## What you will do
Reproduce every line of the listing as written, apart from the pictures.

(Dataset items)
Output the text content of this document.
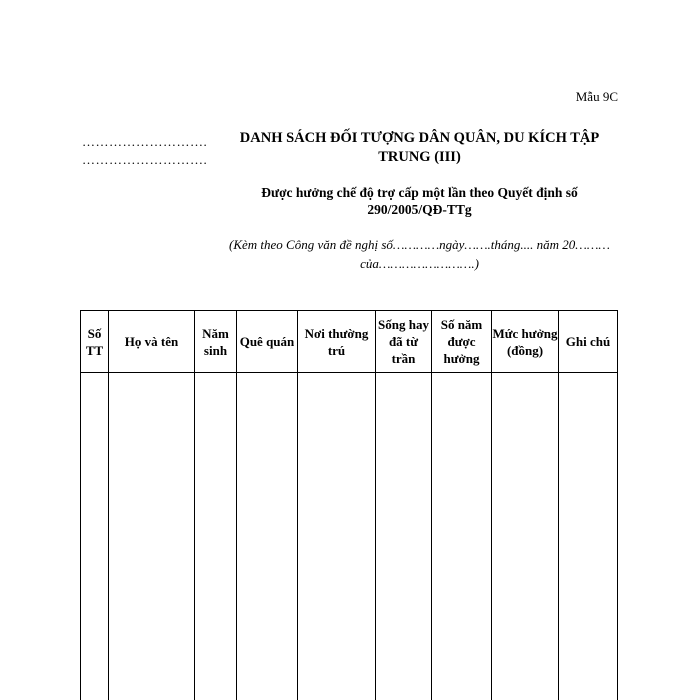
Mẫu 9C
……………………….
……………………….
DANH SÁCH ĐỐI TƯỢNG DÂN QUÂN, DU KÍCH TẬP TRUNG (III)
Được hưởng chế độ trợ cấp một lần theo Quyết định số 290/2005/QĐ-TTg
(Kèm theo Công văn đề nghị số…………ngày…….tháng.... năm 20………của…………………….)
Số TT	Họ và tên	Năm sinh	Quê quán	Nơi thường trú	Sống hay đã từ trần	Số năm được hưởng	Mức hưởng (đồng)	Ghi chú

## Solution to the problem
Output the text content of this document.
Mẫu 9C
……………………….
……………………….
DANH SÁCH ĐỐI TƯỢNG DÂN QUÂN, DU KÍCH TẬP TRUNG (III)
Được hưởng chế độ trợ cấp một lần theo Quyết định số 290/2005/QĐ-TTg
(Kèm theo Công văn đề nghị số…………ngày…….tháng.... năm 20………của…………………….)
Số TT	Họ và tên	Năm sinh	Quê quán	Nơi thường trú	Sống hay đã từ trần	Số năm được hưởng	Mức hưởng (đồng)	Ghi chú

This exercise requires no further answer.